-- START Extracted data --

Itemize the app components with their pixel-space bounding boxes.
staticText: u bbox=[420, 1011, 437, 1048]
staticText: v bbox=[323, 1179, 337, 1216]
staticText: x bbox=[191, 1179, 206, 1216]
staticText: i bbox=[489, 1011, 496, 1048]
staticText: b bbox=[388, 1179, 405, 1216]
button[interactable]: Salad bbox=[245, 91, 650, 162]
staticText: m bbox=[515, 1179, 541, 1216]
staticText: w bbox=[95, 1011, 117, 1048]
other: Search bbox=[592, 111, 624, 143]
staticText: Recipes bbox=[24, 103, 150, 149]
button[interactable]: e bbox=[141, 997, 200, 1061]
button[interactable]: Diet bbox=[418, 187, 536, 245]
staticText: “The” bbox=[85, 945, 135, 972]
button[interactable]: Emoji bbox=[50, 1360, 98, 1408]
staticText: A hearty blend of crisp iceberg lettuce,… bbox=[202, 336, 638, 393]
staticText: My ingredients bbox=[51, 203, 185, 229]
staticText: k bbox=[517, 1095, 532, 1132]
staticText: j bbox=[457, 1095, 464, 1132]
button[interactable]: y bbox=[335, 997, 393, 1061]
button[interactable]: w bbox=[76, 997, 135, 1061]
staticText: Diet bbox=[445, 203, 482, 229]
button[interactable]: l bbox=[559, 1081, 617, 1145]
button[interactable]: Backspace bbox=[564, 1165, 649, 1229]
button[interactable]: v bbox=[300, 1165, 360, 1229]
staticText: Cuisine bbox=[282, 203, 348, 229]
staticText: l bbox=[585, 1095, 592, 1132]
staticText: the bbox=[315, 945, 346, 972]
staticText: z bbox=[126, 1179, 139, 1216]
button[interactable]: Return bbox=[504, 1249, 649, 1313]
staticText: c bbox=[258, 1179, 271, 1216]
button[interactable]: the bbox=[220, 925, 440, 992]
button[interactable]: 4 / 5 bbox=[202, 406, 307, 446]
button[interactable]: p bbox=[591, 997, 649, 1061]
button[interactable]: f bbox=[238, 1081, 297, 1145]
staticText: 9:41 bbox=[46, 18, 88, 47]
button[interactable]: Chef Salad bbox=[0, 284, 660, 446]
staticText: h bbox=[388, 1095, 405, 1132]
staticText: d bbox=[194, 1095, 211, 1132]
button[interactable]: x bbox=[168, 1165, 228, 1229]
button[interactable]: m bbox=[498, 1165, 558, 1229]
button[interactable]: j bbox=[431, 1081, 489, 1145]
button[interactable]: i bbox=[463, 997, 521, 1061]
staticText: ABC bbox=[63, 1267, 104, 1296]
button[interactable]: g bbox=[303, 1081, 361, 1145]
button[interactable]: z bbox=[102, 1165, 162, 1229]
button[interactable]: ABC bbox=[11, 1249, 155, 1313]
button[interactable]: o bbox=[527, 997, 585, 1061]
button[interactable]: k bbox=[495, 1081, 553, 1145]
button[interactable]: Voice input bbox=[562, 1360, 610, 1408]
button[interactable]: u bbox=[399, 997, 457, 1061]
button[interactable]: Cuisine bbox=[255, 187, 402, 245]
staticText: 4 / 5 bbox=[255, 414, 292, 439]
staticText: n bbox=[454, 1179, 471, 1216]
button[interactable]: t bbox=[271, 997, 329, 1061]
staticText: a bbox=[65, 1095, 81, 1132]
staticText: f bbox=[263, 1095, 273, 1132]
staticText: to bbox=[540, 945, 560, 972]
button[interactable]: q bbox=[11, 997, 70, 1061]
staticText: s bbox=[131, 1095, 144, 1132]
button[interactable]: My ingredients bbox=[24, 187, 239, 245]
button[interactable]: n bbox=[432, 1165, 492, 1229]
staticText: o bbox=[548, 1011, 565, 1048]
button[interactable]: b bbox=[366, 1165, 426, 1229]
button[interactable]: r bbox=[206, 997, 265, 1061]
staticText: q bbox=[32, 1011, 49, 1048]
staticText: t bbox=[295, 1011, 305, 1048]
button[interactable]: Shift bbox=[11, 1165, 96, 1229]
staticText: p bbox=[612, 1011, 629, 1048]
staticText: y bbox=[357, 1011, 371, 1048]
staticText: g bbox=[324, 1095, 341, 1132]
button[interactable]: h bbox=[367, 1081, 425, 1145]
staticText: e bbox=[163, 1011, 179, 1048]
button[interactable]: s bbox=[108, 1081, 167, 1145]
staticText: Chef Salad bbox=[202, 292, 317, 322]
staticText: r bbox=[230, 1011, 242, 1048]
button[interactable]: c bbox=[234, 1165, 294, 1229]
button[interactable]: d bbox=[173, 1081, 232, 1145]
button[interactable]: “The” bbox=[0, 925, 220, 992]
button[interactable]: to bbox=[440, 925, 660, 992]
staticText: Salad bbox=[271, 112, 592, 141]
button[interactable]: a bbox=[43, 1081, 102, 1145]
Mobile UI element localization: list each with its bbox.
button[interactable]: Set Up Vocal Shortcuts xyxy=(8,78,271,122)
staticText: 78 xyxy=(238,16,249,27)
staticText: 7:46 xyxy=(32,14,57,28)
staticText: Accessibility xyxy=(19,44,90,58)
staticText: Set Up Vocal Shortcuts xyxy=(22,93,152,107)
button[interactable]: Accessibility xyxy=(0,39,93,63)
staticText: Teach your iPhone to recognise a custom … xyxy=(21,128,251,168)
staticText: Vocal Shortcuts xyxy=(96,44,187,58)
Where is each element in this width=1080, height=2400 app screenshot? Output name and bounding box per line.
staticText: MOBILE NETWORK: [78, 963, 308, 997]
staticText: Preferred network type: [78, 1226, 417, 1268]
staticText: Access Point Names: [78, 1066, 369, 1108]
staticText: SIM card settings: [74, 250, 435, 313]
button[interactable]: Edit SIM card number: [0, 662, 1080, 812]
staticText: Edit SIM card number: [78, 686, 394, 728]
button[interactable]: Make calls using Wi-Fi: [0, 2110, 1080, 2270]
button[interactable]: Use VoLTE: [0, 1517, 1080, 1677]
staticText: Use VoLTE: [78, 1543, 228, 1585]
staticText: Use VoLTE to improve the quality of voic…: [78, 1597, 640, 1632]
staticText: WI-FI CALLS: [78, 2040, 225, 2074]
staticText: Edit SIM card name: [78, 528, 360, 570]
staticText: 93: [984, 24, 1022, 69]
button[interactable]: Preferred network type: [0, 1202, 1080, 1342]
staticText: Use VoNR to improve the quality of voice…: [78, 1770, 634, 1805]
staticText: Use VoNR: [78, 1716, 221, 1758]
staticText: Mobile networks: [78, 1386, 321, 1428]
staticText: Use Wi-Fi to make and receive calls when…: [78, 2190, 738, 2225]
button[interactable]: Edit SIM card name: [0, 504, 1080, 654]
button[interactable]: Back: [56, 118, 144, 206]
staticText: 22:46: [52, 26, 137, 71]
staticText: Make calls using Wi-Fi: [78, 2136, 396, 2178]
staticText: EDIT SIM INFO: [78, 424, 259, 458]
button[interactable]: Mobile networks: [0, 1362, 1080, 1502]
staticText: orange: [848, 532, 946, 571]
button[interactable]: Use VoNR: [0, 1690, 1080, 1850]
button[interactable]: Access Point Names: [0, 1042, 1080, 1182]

-- END Extracted data --

Return every line of the entries above word for word, with nothing changed.

Result for this task:
Itemize the app components with their pixel-space bounding boxes.
staticText: u bbox=[420, 1011, 437, 1048]
staticText: v bbox=[323, 1179, 337, 1216]
staticText: x bbox=[191, 1179, 206, 1216]
staticText: i bbox=[489, 1011, 496, 1048]
staticText: b bbox=[388, 1179, 405, 1216]
button[interactable]: Salad bbox=[245, 91, 650, 162]
staticText: m bbox=[515, 1179, 541, 1216]
staticText: w bbox=[95, 1011, 117, 1048]
other: Search bbox=[592, 111, 624, 143]
staticText: Recipes bbox=[24, 103, 150, 149]
button[interactable]: e bbox=[141, 997, 200, 1061]
button[interactable]: Diet bbox=[418, 187, 536, 245]
staticText: “The” bbox=[85, 945, 135, 972]
button[interactable]: Emoji bbox=[50, 1360, 98, 1408]
staticText: A hearty blend of crisp iceberg lettuce,… bbox=[202, 336, 638, 393]
staticText: My ingredients bbox=[51, 203, 185, 229]
staticText: k bbox=[517, 1095, 532, 1132]
staticText: j bbox=[457, 1095, 464, 1132]
button[interactable]: y bbox=[335, 997, 393, 1061]
button[interactable]: w bbox=[76, 997, 135, 1061]
staticText: Diet bbox=[445, 203, 482, 229]
button[interactable]: l bbox=[559, 1081, 617, 1145]
button[interactable]: Backspace bbox=[564, 1165, 649, 1229]
button[interactable]: v bbox=[300, 1165, 360, 1229]
staticText: Cuisine bbox=[282, 203, 348, 229]
staticText: l bbox=[585, 1095, 592, 1132]
staticText: the bbox=[315, 945, 346, 972]
staticText: z bbox=[126, 1179, 139, 1216]
button[interactable]: Return bbox=[504, 1249, 649, 1313]
staticText: c bbox=[258, 1179, 271, 1216]
button[interactable]: the bbox=[220, 925, 440, 992]
button[interactable]: 4 / 5 bbox=[202, 406, 307, 446]
button[interactable]: p bbox=[591, 997, 649, 1061]
button[interactable]: f bbox=[238, 1081, 297, 1145]
staticText: 9:41 bbox=[46, 18, 88, 47]
button[interactable]: Chef Salad bbox=[0, 284, 660, 446]
staticText: h bbox=[388, 1095, 405, 1132]
staticText: d bbox=[194, 1095, 211, 1132]
button[interactable]: x bbox=[168, 1165, 228, 1229]
button[interactable]: m bbox=[498, 1165, 558, 1229]
button[interactable]: j bbox=[431, 1081, 489, 1145]
button[interactable]: i bbox=[463, 997, 521, 1061]
staticText: ABC bbox=[63, 1267, 104, 1296]
button[interactable]: g bbox=[303, 1081, 361, 1145]
button[interactable]: z bbox=[102, 1165, 162, 1229]
button[interactable]: ABC bbox=[11, 1249, 155, 1313]
button[interactable]: o bbox=[527, 997, 585, 1061]
button[interactable]: k bbox=[495, 1081, 553, 1145]
button[interactable]: Voice input bbox=[562, 1360, 610, 1408]
button[interactable]: u bbox=[399, 997, 457, 1061]
button[interactable]: Cuisine bbox=[255, 187, 402, 245]
staticText: 4 / 5 bbox=[255, 414, 292, 439]
staticText: n bbox=[454, 1179, 471, 1216]
button[interactable]: t bbox=[271, 997, 329, 1061]
staticText: a bbox=[65, 1095, 81, 1132]
staticText: f bbox=[263, 1095, 273, 1132]
staticText: to bbox=[540, 945, 560, 972]
button[interactable]: q bbox=[11, 997, 70, 1061]
staticText: s bbox=[131, 1095, 144, 1132]
button[interactable]: My ingredients bbox=[24, 187, 239, 245]
button[interactable]: n bbox=[432, 1165, 492, 1229]
staticText: o bbox=[548, 1011, 565, 1048]
button[interactable]: b bbox=[366, 1165, 426, 1229]
button[interactable]: r bbox=[206, 997, 265, 1061]
staticText: q bbox=[32, 1011, 49, 1048]
staticText: t bbox=[295, 1011, 305, 1048]
button[interactable]: Shift bbox=[11, 1165, 96, 1229]
staticText: p bbox=[612, 1011, 629, 1048]
staticText: y bbox=[357, 1011, 371, 1048]
staticText: g bbox=[324, 1095, 341, 1132]
button[interactable]: h bbox=[367, 1081, 425, 1145]
staticText: e bbox=[163, 1011, 179, 1048]
button[interactable]: s bbox=[108, 1081, 167, 1145]
staticText: Chef Salad bbox=[202, 292, 317, 322]
staticText: r bbox=[230, 1011, 242, 1048]
button[interactable]: c bbox=[234, 1165, 294, 1229]
button[interactable]: d bbox=[173, 1081, 232, 1145]
button[interactable]: “The” bbox=[0, 925, 220, 992]
button[interactable]: to bbox=[440, 925, 660, 992]
staticText: Salad bbox=[271, 112, 592, 141]
button[interactable]: a bbox=[43, 1081, 102, 1145]
Mobile UI element localization: list each with its bbox.
button[interactable]: Set Up Vocal Shortcuts xyxy=(8,78,271,122)
staticText: 78 xyxy=(238,16,249,27)
staticText: 7:46 xyxy=(32,14,57,28)
staticText: Accessibility xyxy=(19,44,90,58)
staticText: Set Up Vocal Shortcuts xyxy=(22,93,152,107)
button[interactable]: Accessibility xyxy=(0,39,93,63)
staticText: Teach your iPhone to recognise a custom … xyxy=(21,128,251,168)
staticText: Vocal Shortcuts xyxy=(96,44,187,58)
Where is each element in this width=1080, height=2400 app screenshot? Output name and bounding box per line.
staticText: MOBILE NETWORK: [78, 963, 308, 997]
staticText: Preferred network type: [78, 1226, 417, 1268]
staticText: Access Point Names: [78, 1066, 369, 1108]
staticText: SIM card settings: [74, 250, 435, 313]
button[interactable]: Edit SIM card number: [0, 662, 1080, 812]
staticText: Edit SIM card number: [78, 686, 394, 728]
button[interactable]: Make calls using Wi-Fi: [0, 2110, 1080, 2270]
button[interactable]: Use VoLTE: [0, 1517, 1080, 1677]
staticText: Use VoLTE: [78, 1543, 228, 1585]
staticText: Use VoLTE to improve the quality of voic…: [78, 1597, 640, 1632]
staticText: WI-FI CALLS: [78, 2040, 225, 2074]
staticText: Edit SIM card name: [78, 528, 360, 570]
staticText: 93: [984, 24, 1022, 69]
button[interactable]: Preferred network type: [0, 1202, 1080, 1342]
staticText: Use VoNR to improve the quality of voice…: [78, 1770, 634, 1805]
staticText: Use VoNR: [78, 1716, 221, 1758]
staticText: Mobile networks: [78, 1386, 321, 1428]
staticText: Use Wi-Fi to make and receive calls when…: [78, 2190, 738, 2225]
button[interactable]: Edit SIM card name: [0, 504, 1080, 654]
button[interactable]: Back: [56, 118, 144, 206]
staticText: 22:46: [52, 26, 137, 71]
staticText: Make calls using Wi-Fi: [78, 2136, 396, 2178]
staticText: EDIT SIM INFO: [78, 424, 259, 458]
button[interactable]: Mobile networks: [0, 1362, 1080, 1502]
staticText: orange: [848, 532, 946, 571]
button[interactable]: Use VoNR: [0, 1690, 1080, 1850]
button[interactable]: Access Point Names: [0, 1042, 1080, 1182]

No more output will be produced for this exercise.